= Written exercise =
The entries are to be returned exactly, with images left out.

= Records for processing =
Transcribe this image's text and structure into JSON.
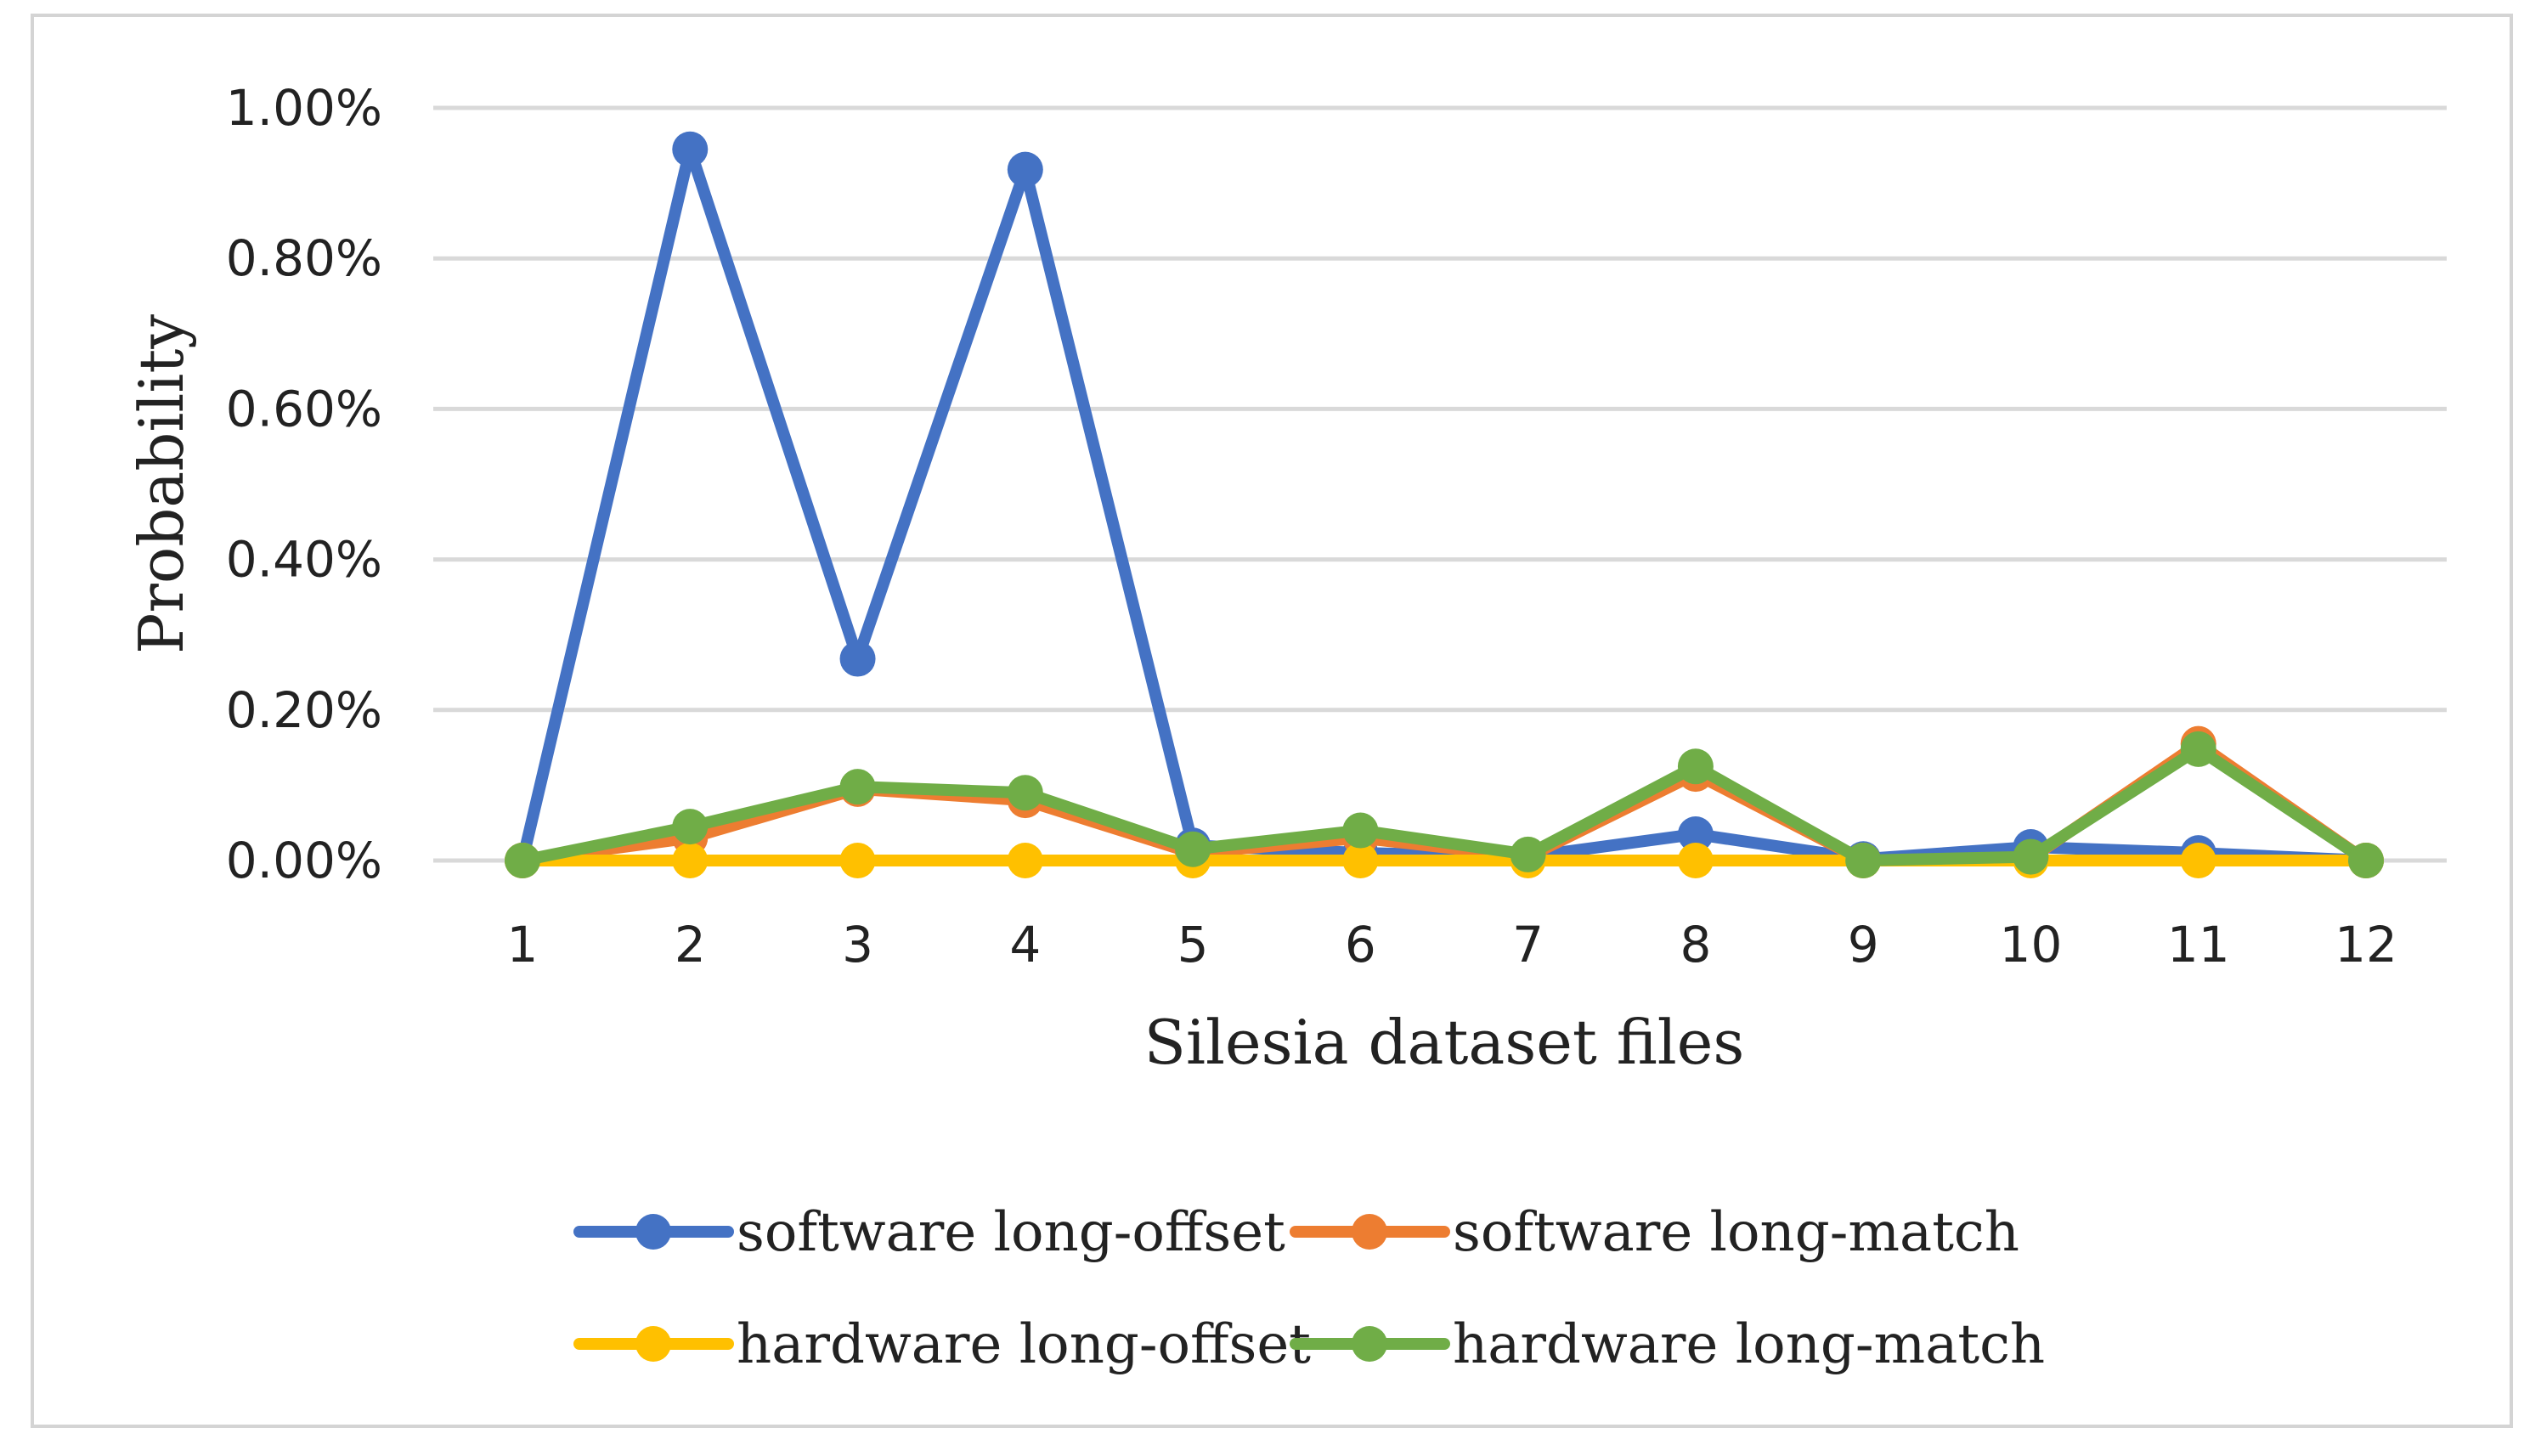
{
  "chart_data": {
    "type": "line",
    "title": "",
    "xlabel": "Silesia dataset files",
    "ylabel": "Probability",
    "x": [
      1,
      2,
      3,
      4,
      5,
      6,
      7,
      8,
      9,
      10,
      11,
      12
    ],
    "x_tick_labels": [
      "1",
      "2",
      "3",
      "4",
      "5",
      "6",
      "7",
      "8",
      "9",
      "10",
      "11",
      "12"
    ],
    "y_ticks": [
      0,
      0.2,
      0.4,
      0.6,
      0.8,
      1.0
    ],
    "y_tick_labels": [
      "0.00%",
      "0.20%",
      "0.40%",
      "0.60%",
      "0.80%",
      "1.00%"
    ],
    "ylim": [
      0,
      1.0
    ],
    "y_unit": "%",
    "grid": "horizontal",
    "legend_position": "bottom",
    "series": [
      {
        "name": "software long-offset",
        "color": "#4472c4",
        "values": [
          0.0,
          0.945,
          0.268,
          0.918,
          0.02,
          0.01,
          0.005,
          0.035,
          0.002,
          0.018,
          0.01,
          0.0
        ]
      },
      {
        "name": "software long-match",
        "color": "#ed7d31",
        "values": [
          0.0,
          0.03,
          0.095,
          0.08,
          0.01,
          0.03,
          0.005,
          0.115,
          0.0,
          0.003,
          0.155,
          0.0
        ]
      },
      {
        "name": "hardware long-offset",
        "color": "#ffc000",
        "values": [
          0.0,
          0.0,
          0.0,
          0.0,
          0.0,
          0.0,
          0.0,
          0.0,
          0.0,
          0.0,
          0.0,
          0.0
        ]
      },
      {
        "name": "hardware long-match",
        "color": "#70ad47",
        "values": [
          0.0,
          0.045,
          0.098,
          0.09,
          0.015,
          0.04,
          0.008,
          0.125,
          0.0,
          0.005,
          0.148,
          0.0
        ]
      }
    ],
    "gridline_color": "#d9d9d9",
    "frame_color": "#d4d4d4"
  }
}
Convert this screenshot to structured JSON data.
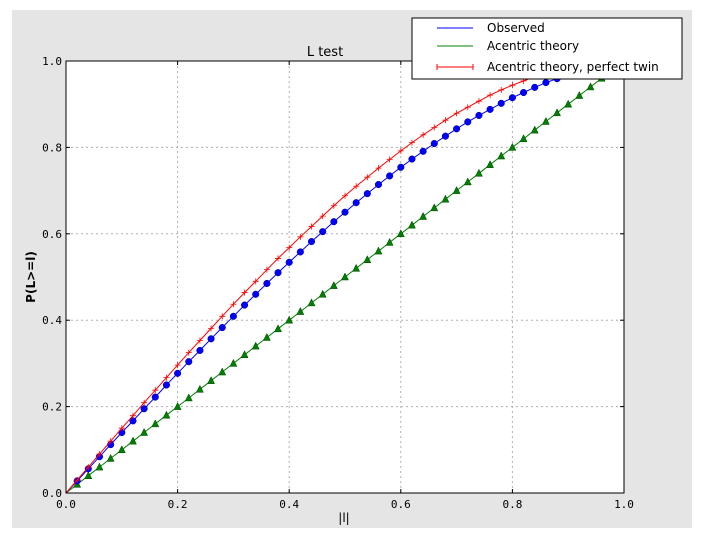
{
  "chart_data": {
    "type": "line",
    "title": "L test",
    "xlabel": "|l|",
    "ylabel": "P(L>=l)",
    "xlim": [
      0,
      1
    ],
    "ylim": [
      0,
      1
    ],
    "grid": true,
    "legend_position": "top-right",
    "x_ticks": [
      "0.0",
      "0.2",
      "0.4",
      "0.6",
      "0.8",
      "1.0"
    ],
    "y_ticks": [
      "0.0",
      "0.2",
      "0.4",
      "0.6",
      "0.8",
      "1.0"
    ],
    "x": [
      0,
      0.02,
      0.04,
      0.06,
      0.08,
      0.1,
      0.12,
      0.14,
      0.16,
      0.18,
      0.2,
      0.22,
      0.24,
      0.26,
      0.28,
      0.3,
      0.32,
      0.34,
      0.36,
      0.38,
      0.4,
      0.42,
      0.44,
      0.46,
      0.48,
      0.5,
      0.52,
      0.54,
      0.56,
      0.58,
      0.6,
      0.62,
      0.64,
      0.66,
      0.68,
      0.7,
      0.72,
      0.74,
      0.76,
      0.78,
      0.8,
      0.82,
      0.84,
      0.86,
      0.88,
      0.9,
      0.92,
      0.94,
      0.96,
      0.98,
      1.0
    ],
    "series": [
      {
        "name": "Observed",
        "color": "#0000ff",
        "marker": "circle",
        "values": [
          0,
          0.028,
          0.056,
          0.084,
          0.112,
          0.14,
          0.167,
          0.195,
          0.222,
          0.25,
          0.277,
          0.304,
          0.33,
          0.357,
          0.383,
          0.409,
          0.435,
          0.46,
          0.485,
          0.51,
          0.534,
          0.558,
          0.582,
          0.605,
          0.628,
          0.65,
          0.672,
          0.693,
          0.714,
          0.734,
          0.754,
          0.773,
          0.791,
          0.809,
          0.826,
          0.843,
          0.859,
          0.874,
          0.888,
          0.902,
          0.915,
          0.927,
          0.939,
          0.95,
          0.959,
          0.968,
          0.977,
          0.984,
          0.99,
          0.996,
          1.0
        ]
      },
      {
        "name": "Acentric theory",
        "color": "#008000",
        "marker": "triangle",
        "values": [
          0,
          0.02,
          0.04,
          0.06,
          0.08,
          0.1,
          0.12,
          0.14,
          0.16,
          0.18,
          0.2,
          0.22,
          0.24,
          0.26,
          0.28,
          0.3,
          0.32,
          0.34,
          0.36,
          0.38,
          0.4,
          0.42,
          0.44,
          0.46,
          0.48,
          0.5,
          0.52,
          0.54,
          0.56,
          0.58,
          0.6,
          0.62,
          0.64,
          0.66,
          0.68,
          0.7,
          0.72,
          0.74,
          0.76,
          0.78,
          0.8,
          0.82,
          0.84,
          0.86,
          0.88,
          0.9,
          0.92,
          0.94,
          0.96,
          0.98,
          1.0
        ]
      },
      {
        "name": "Acentric theory, perfect twin",
        "color": "#ff0000",
        "marker": "plus",
        "values": [
          0,
          0.03,
          0.06,
          0.09,
          0.12,
          0.15,
          0.179,
          0.209,
          0.238,
          0.267,
          0.296,
          0.325,
          0.353,
          0.381,
          0.409,
          0.437,
          0.464,
          0.49,
          0.517,
          0.543,
          0.568,
          0.593,
          0.617,
          0.641,
          0.665,
          0.688,
          0.71,
          0.731,
          0.752,
          0.772,
          0.792,
          0.811,
          0.829,
          0.846,
          0.863,
          0.879,
          0.893,
          0.907,
          0.921,
          0.933,
          0.944,
          0.954,
          0.964,
          0.972,
          0.979,
          0.986,
          0.991,
          0.995,
          0.998,
          0.999,
          1.0
        ]
      }
    ]
  }
}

= Answer for the task =
Transcribe this image's text and structure into JSON.
{
  "chart_data": {
    "type": "line",
    "title": "",
    "xlabel": "Silesia dataset files",
    "ylabel": "Probability",
    "x": [
      1,
      2,
      3,
      4,
      5,
      6,
      7,
      8,
      9,
      10,
      11,
      12
    ],
    "x_tick_labels": [
      "1",
      "2",
      "3",
      "4",
      "5",
      "6",
      "7",
      "8",
      "9",
      "10",
      "11",
      "12"
    ],
    "y_ticks": [
      0,
      0.2,
      0.4,
      0.6,
      0.8,
      1.0
    ],
    "y_tick_labels": [
      "0.00%",
      "0.20%",
      "0.40%",
      "0.60%",
      "0.80%",
      "1.00%"
    ],
    "ylim": [
      0,
      1.0
    ],
    "y_unit": "%",
    "grid": "horizontal",
    "legend_position": "bottom",
    "series": [
      {
        "name": "software long-offset",
        "color": "#4472c4",
        "values": [
          0.0,
          0.945,
          0.268,
          0.918,
          0.02,
          0.01,
          0.005,
          0.035,
          0.002,
          0.018,
          0.01,
          0.0
        ]
      },
      {
        "name": "software long-match",
        "color": "#ed7d31",
        "values": [
          0.0,
          0.03,
          0.095,
          0.08,
          0.01,
          0.03,
          0.005,
          0.115,
          0.0,
          0.003,
          0.155,
          0.0
        ]
      },
      {
        "name": "hardware long-offset",
        "color": "#ffc000",
        "values": [
          0.0,
          0.0,
          0.0,
          0.0,
          0.0,
          0.0,
          0.0,
          0.0,
          0.0,
          0.0,
          0.0,
          0.0
        ]
      },
      {
        "name": "hardware long-match",
        "color": "#70ad47",
        "values": [
          0.0,
          0.045,
          0.098,
          0.09,
          0.015,
          0.04,
          0.008,
          0.125,
          0.0,
          0.005,
          0.148,
          0.0
        ]
      }
    ],
    "gridline_color": "#d9d9d9",
    "frame_color": "#d4d4d4"
  }
}
Convert this screenshot to structured JSON data.
{
  "chart_data": {
    "type": "line",
    "title": "L test",
    "xlabel": "|l|",
    "ylabel": "P(L>=l)",
    "xlim": [
      0,
      1
    ],
    "ylim": [
      0,
      1
    ],
    "grid": true,
    "legend_position": "top-right",
    "x_ticks": [
      "0.0",
      "0.2",
      "0.4",
      "0.6",
      "0.8",
      "1.0"
    ],
    "y_ticks": [
      "0.0",
      "0.2",
      "0.4",
      "0.6",
      "0.8",
      "1.0"
    ],
    "x": [
      0,
      0.02,
      0.04,
      0.06,
      0.08,
      0.1,
      0.12,
      0.14,
      0.16,
      0.18,
      0.2,
      0.22,
      0.24,
      0.26,
      0.28,
      0.3,
      0.32,
      0.34,
      0.36,
      0.38,
      0.4,
      0.42,
      0.44,
      0.46,
      0.48,
      0.5,
      0.52,
      0.54,
      0.56,
      0.58,
      0.6,
      0.62,
      0.64,
      0.66,
      0.68,
      0.7,
      0.72,
      0.74,
      0.76,
      0.78,
      0.8,
      0.82,
      0.84,
      0.86,
      0.88,
      0.9,
      0.92,
      0.94,
      0.96,
      0.98,
      1.0
    ],
    "series": [
      {
        "name": "Observed",
        "color": "#0000ff",
        "marker": "circle",
        "values": [
          0,
          0.028,
          0.056,
          0.084,
          0.112,
          0.14,
          0.167,
          0.195,
          0.222,
          0.25,
          0.277,
          0.304,
          0.33,
          0.357,
          0.383,
          0.409,
          0.435,
          0.46,
          0.485,
          0.51,
          0.534,
          0.558,
          0.582,
          0.605,
          0.628,
          0.65,
          0.672,
          0.693,
          0.714,
          0.734,
          0.754,
          0.773,
          0.791,
          0.809,
          0.826,
          0.843,
          0.859,
          0.874,
          0.888,
          0.902,
          0.915,
          0.927,
          0.939,
          0.95,
          0.959,
          0.968,
          0.977,
          0.984,
          0.99,
          0.996,
          1.0
        ]
      },
      {
        "name": "Acentric theory",
        "color": "#008000",
        "marker": "triangle",
        "values": [
          0,
          0.02,
          0.04,
          0.06,
          0.08,
          0.1,
          0.12,
          0.14,
          0.16,
          0.18,
          0.2,
          0.22,
          0.24,
          0.26,
          0.28,
          0.3,
          0.32,
          0.34,
          0.36,
          0.38,
          0.4,
          0.42,
          0.44,
          0.46,
          0.48,
          0.5,
          0.52,
          0.54,
          0.56,
          0.58,
          0.6,
          0.62,
          0.64,
          0.66,
          0.68,
          0.7,
          0.72,
          0.74,
          0.76,
          0.78,
          0.8,
          0.82,
          0.84,
          0.86,
          0.88,
          0.9,
          0.92,
          0.94,
          0.96,
          0.98,
          1.0
        ]
      },
      {
        "name": "Acentric theory, perfect twin",
        "color": "#ff0000",
        "marker": "plus",
        "values": [
          0,
          0.03,
          0.06,
          0.09,
          0.12,
          0.15,
          0.179,
          0.209,
          0.238,
          0.267,
          0.296,
          0.325,
          0.353,
          0.381,
          0.409,
          0.437,
          0.464,
          0.49,
          0.517,
          0.543,
          0.568,
          0.593,
          0.617,
          0.641,
          0.665,
          0.688,
          0.71,
          0.731,
          0.752,
          0.772,
          0.792,
          0.811,
          0.829,
          0.846,
          0.863,
          0.879,
          0.893,
          0.907,
          0.921,
          0.933,
          0.944,
          0.954,
          0.964,
          0.972,
          0.979,
          0.986,
          0.991,
          0.995,
          0.998,
          0.999,
          1.0
        ]
      }
    ]
  }
}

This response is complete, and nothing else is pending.